--- START Data provided ---
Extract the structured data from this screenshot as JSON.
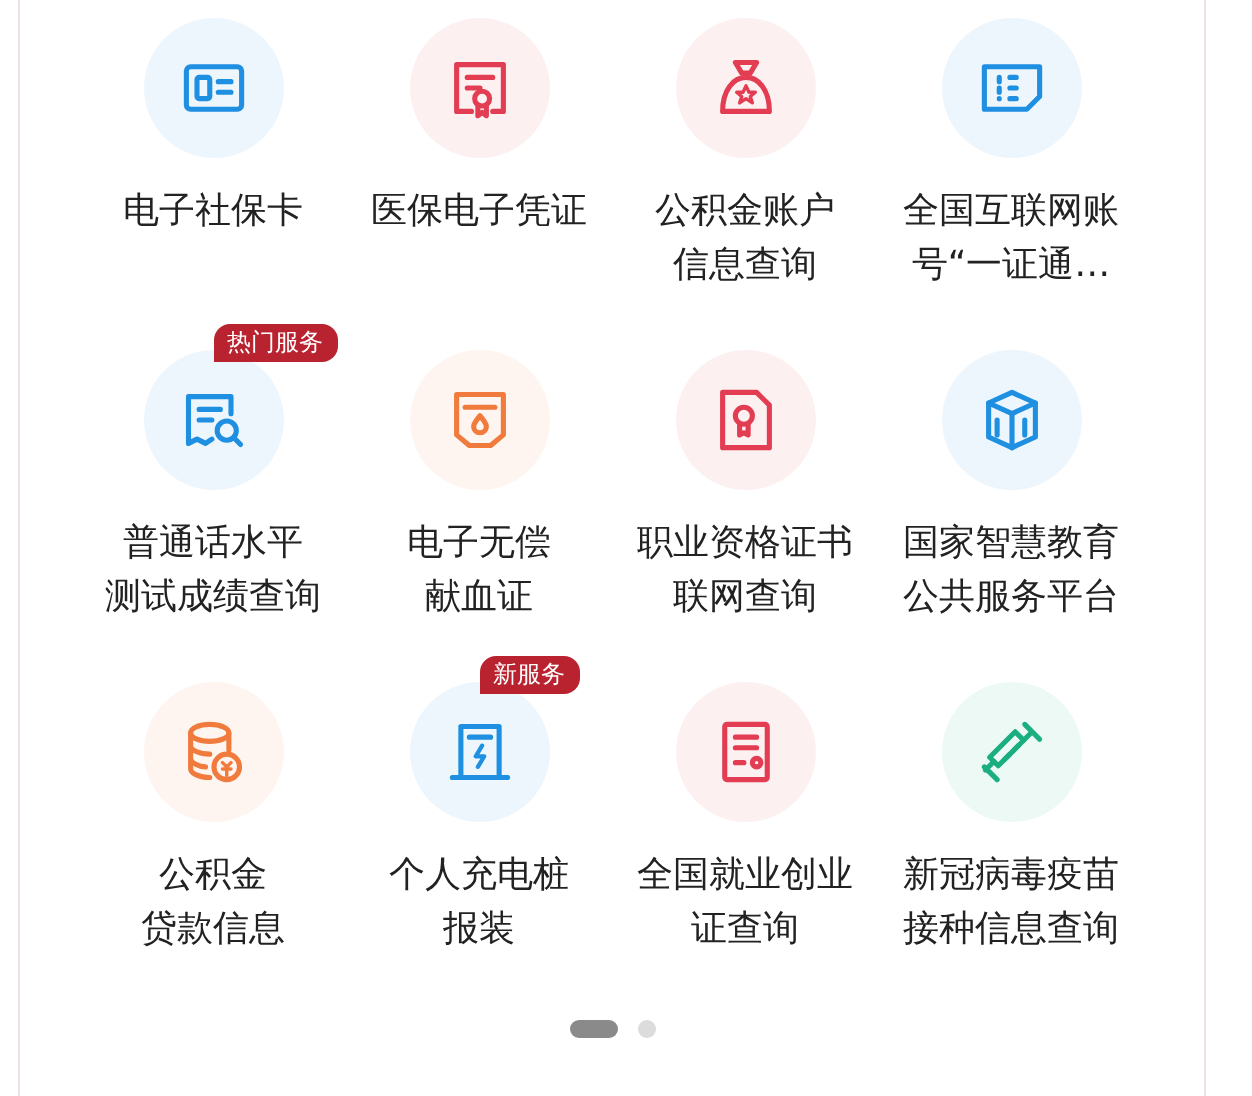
{
  "services": [
    {
      "color": "#1e8fe1",
      "lines": [
        "电子社保卡"
      ]
    },
    {
      "color": "#e23d52",
      "lines": [
        "医保电子凭证"
      ]
    },
    {
      "color": "#e23d52",
      "lines": [
        "公积金账户",
        "信息查询"
      ]
    },
    {
      "color": "#1e8fe1",
      "lines": [
        "全国互联网账",
        "号“一证通…"
      ]
    },
    {
      "color": "#1e8fe1",
      "badge": "热门服务",
      "lines": [
        "普通话水平",
        "测试成绩查询"
      ]
    },
    {
      "color": "#f07b3c",
      "lines": [
        "电子无偿",
        "献血证"
      ]
    },
    {
      "color": "#e23d52",
      "lines": [
        "职业资格证书",
        "联网查询"
      ]
    },
    {
      "color": "#1e8fe1",
      "lines": [
        "国家智慧教育",
        "公共服务平台"
      ]
    },
    {
      "color": "#f07b3c",
      "lines": [
        "公积金",
        "贷款信息"
      ]
    },
    {
      "color": "#1e8fe1",
      "badge": "新服务",
      "lines": [
        "个人充电桩",
        "报装"
      ]
    },
    {
      "color": "#e23d52",
      "lines": [
        "全国就业创业",
        "证查询"
      ]
    },
    {
      "color": "#1aae80",
      "lines": [
        "新冠病毒疫苗",
        "接种信息查询"
      ]
    }
  ],
  "pages": [
    {
      "selected": true
    },
    {
      "selected": false
    }
  ]
}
--- END Data provided ---
▸ **The request**
Quote the preceding listing precisely and completely, omitting its images.

▸ **Exercise answer**
Extract the structured data from this screenshot as JSON.
{
  "services": [
    {
      "color": "#1e8fe1",
      "lines": [
        "电子社保卡"
      ]
    },
    {
      "color": "#e23d52",
      "lines": [
        "医保电子凭证"
      ]
    },
    {
      "color": "#e23d52",
      "lines": [
        "公积金账户",
        "信息查询"
      ]
    },
    {
      "color": "#1e8fe1",
      "lines": [
        "全国互联网账",
        "号“一证通…"
      ]
    },
    {
      "color": "#1e8fe1",
      "badge": "热门服务",
      "lines": [
        "普通话水平",
        "测试成绩查询"
      ]
    },
    {
      "color": "#f07b3c",
      "lines": [
        "电子无偿",
        "献血证"
      ]
    },
    {
      "color": "#e23d52",
      "lines": [
        "职业资格证书",
        "联网查询"
      ]
    },
    {
      "color": "#1e8fe1",
      "lines": [
        "国家智慧教育",
        "公共服务平台"
      ]
    },
    {
      "color": "#f07b3c",
      "lines": [
        "公积金",
        "贷款信息"
      ]
    },
    {
      "color": "#1e8fe1",
      "badge": "新服务",
      "lines": [
        "个人充电桩",
        "报装"
      ]
    },
    {
      "color": "#e23d52",
      "lines": [
        "全国就业创业",
        "证查询"
      ]
    },
    {
      "color": "#1aae80",
      "lines": [
        "新冠病毒疫苗",
        "接种信息查询"
      ]
    }
  ],
  "pages": [
    {
      "selected": true
    },
    {
      "selected": false
    }
  ]
}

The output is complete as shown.